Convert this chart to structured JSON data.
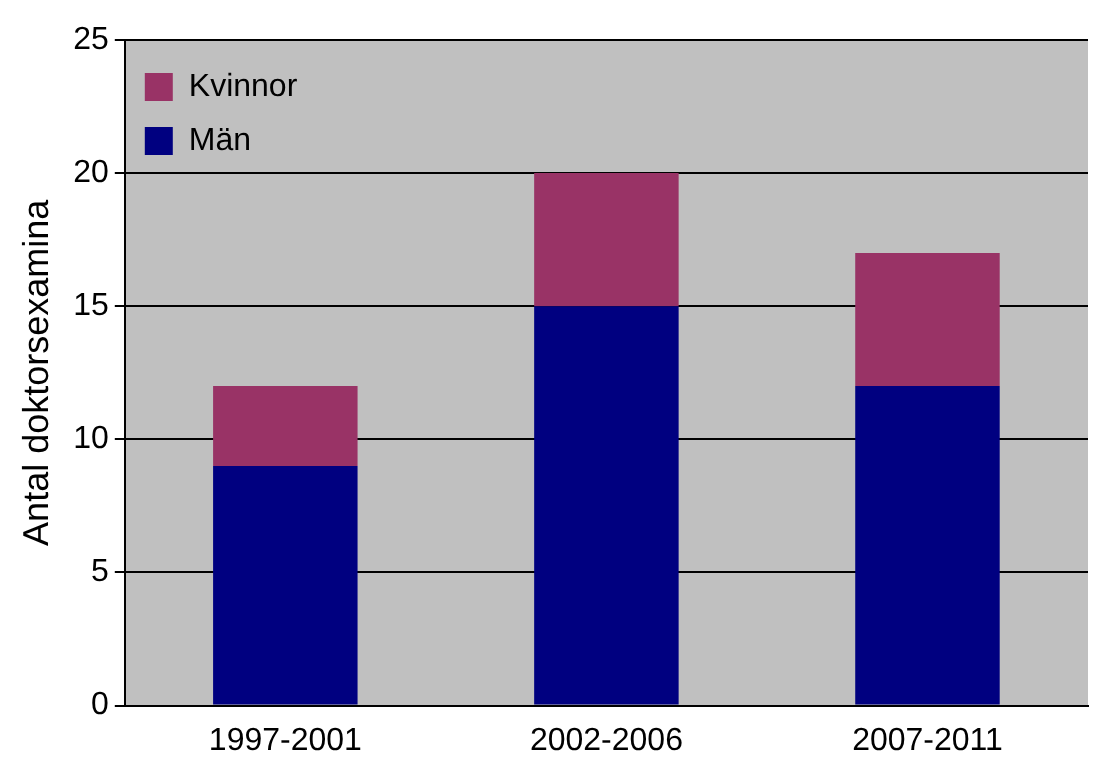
{
  "chart_data": {
    "type": "bar",
    "stacked": true,
    "ylabel": "Antal doktorsexamina",
    "categories": [
      "1997-2001",
      "2002-2006",
      "2007-2011"
    ],
    "series": [
      {
        "name": "Män",
        "color": "#000080",
        "values": [
          9,
          15,
          12
        ]
      },
      {
        "name": "Kvinnor",
        "color": "#993366",
        "values": [
          3,
          5,
          5
        ]
      }
    ],
    "ylim": [
      0,
      25
    ],
    "yticks": [
      0,
      5,
      10,
      15,
      20,
      25
    ],
    "grid": "y",
    "legend": "top left"
  }
}
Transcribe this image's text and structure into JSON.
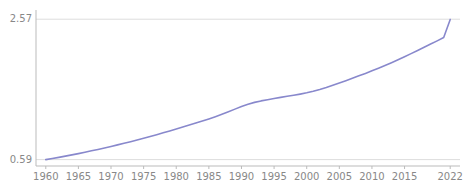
{
  "chart_data": {
    "type": "line",
    "x": [
      1960,
      1961,
      1962,
      1963,
      1964,
      1965,
      1966,
      1967,
      1968,
      1969,
      1970,
      1971,
      1972,
      1973,
      1974,
      1975,
      1976,
      1977,
      1978,
      1979,
      1980,
      1981,
      1982,
      1983,
      1984,
      1985,
      1986,
      1987,
      1988,
      1989,
      1990,
      1991,
      1992,
      1993,
      1994,
      1995,
      1996,
      1997,
      1998,
      1999,
      2000,
      2001,
      2002,
      2003,
      2004,
      2005,
      2006,
      2007,
      2008,
      2009,
      2010,
      2011,
      2012,
      2013,
      2014,
      2015,
      2016,
      2017,
      2018,
      2019,
      2020,
      2021,
      2022
    ],
    "values": [
      0.59,
      0.606,
      0.622,
      0.639,
      0.657,
      0.675,
      0.694,
      0.714,
      0.734,
      0.755,
      0.776,
      0.798,
      0.82,
      0.843,
      0.867,
      0.891,
      0.916,
      0.942,
      0.968,
      0.994,
      1.021,
      1.049,
      1.077,
      1.105,
      1.134,
      1.164,
      1.196,
      1.23,
      1.265,
      1.302,
      1.34,
      1.371,
      1.397,
      1.418,
      1.435,
      1.452,
      1.468,
      1.483,
      1.498,
      1.514,
      1.532,
      1.554,
      1.579,
      1.607,
      1.638,
      1.67,
      1.703,
      1.737,
      1.771,
      1.806,
      1.842,
      1.879,
      1.917,
      1.957,
      1.998,
      2.041,
      2.085,
      2.13,
      2.175,
      2.22,
      2.265,
      2.312,
      2.567
    ],
    "color": "#8888cc",
    "xlim": [
      1958.5,
      2023.5
    ],
    "ylim": [
      0.5,
      2.7
    ],
    "xticks": [
      1960,
      1965,
      1970,
      1975,
      1980,
      1985,
      1990,
      1995,
      2000,
      2005,
      2010,
      2015,
      2022
    ],
    "yticks": [
      0.59,
      2.57
    ],
    "grid": true
  }
}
______________________________
[Work to be completed]: Of the lines above, how many contain the string "JSON"? Only the number is required.

[Output of the exercise]: 2